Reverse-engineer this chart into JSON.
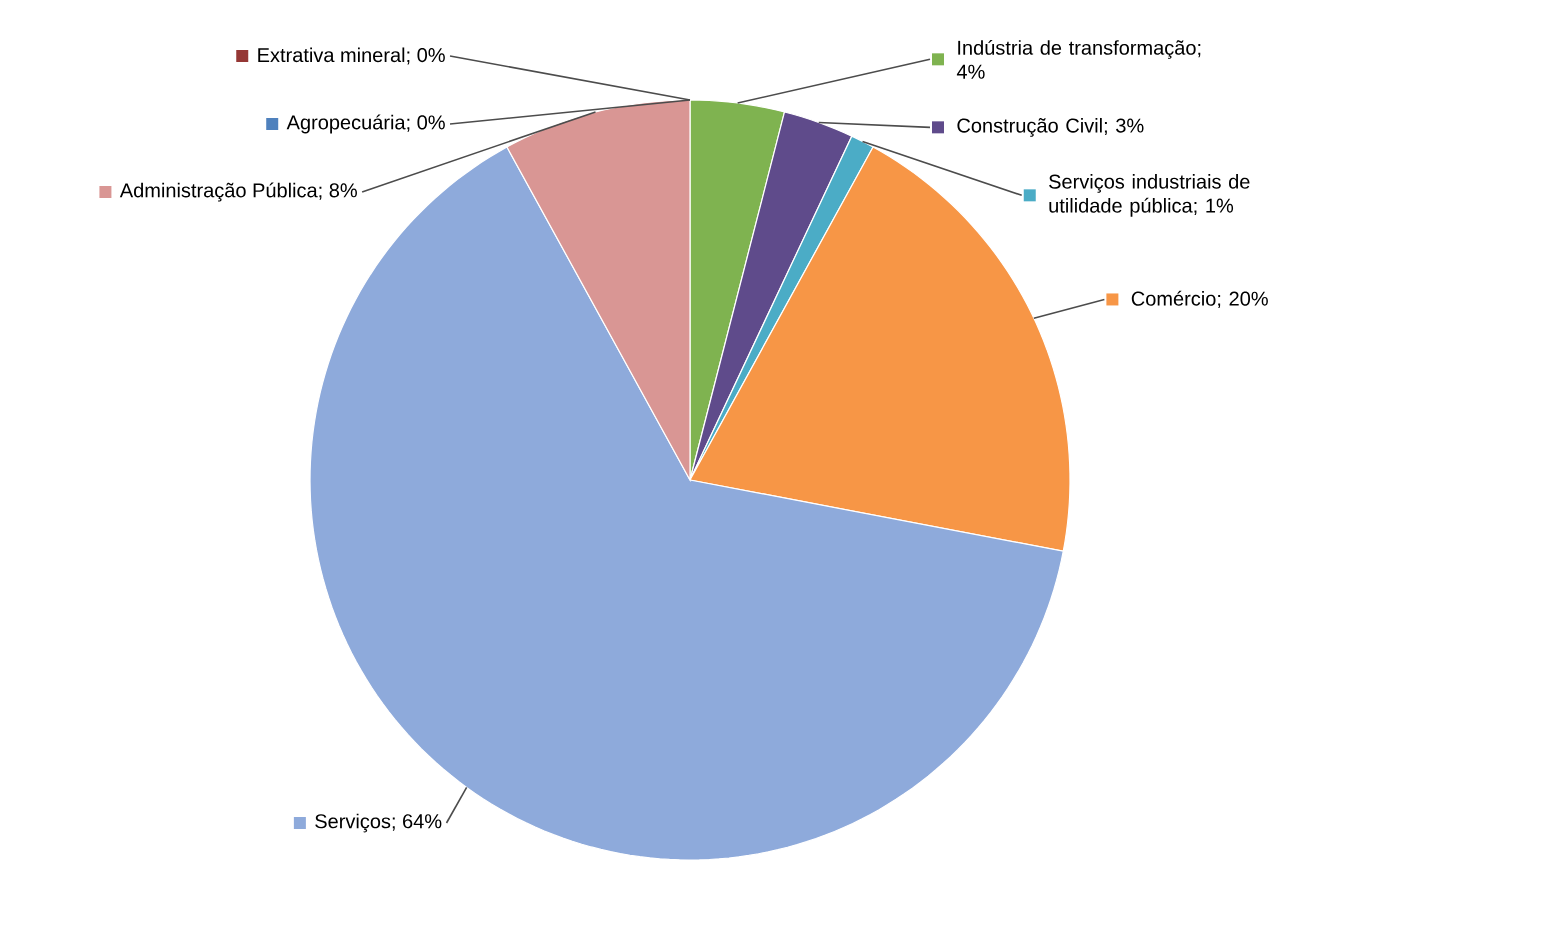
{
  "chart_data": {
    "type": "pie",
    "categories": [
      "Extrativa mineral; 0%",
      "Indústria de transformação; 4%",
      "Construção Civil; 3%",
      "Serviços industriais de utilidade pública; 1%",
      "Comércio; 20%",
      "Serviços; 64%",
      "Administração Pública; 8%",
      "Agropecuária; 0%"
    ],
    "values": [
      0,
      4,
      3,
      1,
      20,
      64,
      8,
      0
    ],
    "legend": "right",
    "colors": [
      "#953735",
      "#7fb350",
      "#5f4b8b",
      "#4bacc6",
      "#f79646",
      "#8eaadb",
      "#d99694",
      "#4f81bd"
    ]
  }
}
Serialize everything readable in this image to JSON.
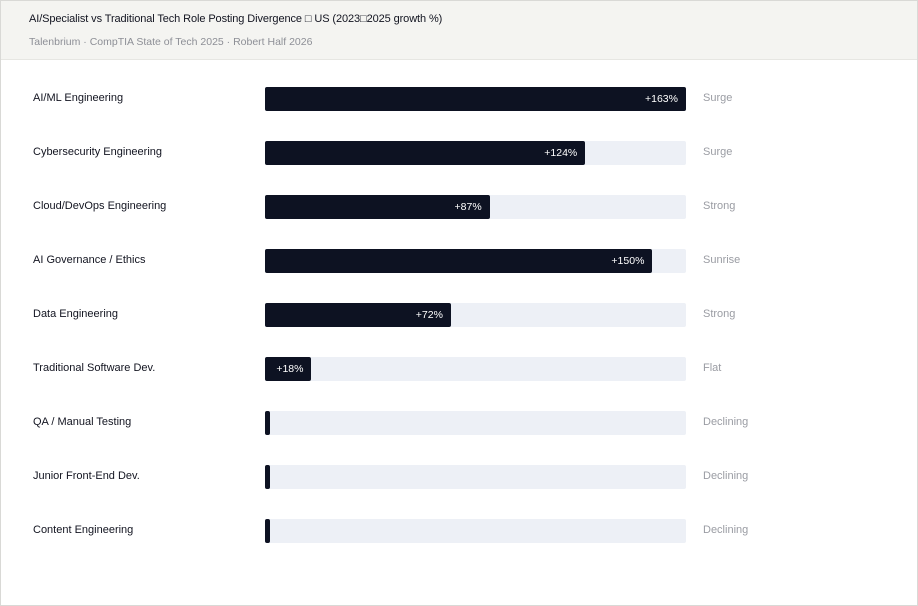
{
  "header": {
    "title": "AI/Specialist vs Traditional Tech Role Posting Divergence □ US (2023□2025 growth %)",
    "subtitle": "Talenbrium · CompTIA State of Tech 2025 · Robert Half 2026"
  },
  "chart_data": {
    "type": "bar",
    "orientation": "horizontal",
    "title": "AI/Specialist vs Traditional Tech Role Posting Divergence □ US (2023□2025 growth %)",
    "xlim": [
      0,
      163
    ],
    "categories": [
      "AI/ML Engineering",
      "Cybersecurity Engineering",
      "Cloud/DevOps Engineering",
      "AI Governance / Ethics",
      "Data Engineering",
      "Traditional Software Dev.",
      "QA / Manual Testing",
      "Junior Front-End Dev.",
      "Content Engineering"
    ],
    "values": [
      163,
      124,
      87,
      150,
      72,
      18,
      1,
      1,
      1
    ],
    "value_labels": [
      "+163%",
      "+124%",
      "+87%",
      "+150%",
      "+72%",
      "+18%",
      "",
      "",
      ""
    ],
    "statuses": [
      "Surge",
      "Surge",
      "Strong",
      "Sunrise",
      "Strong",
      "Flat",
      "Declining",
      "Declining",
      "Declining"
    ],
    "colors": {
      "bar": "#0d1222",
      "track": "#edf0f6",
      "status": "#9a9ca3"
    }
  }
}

■ ■ ■

Show the lines where the word "Engineering" appears in the entries.

Answer in full –
      "AI/ML Engineering",
      "Cybersecurity Engineering",
      "Cloud/DevOps Engineering",
      "Data Engineering",
      "Content Engineering"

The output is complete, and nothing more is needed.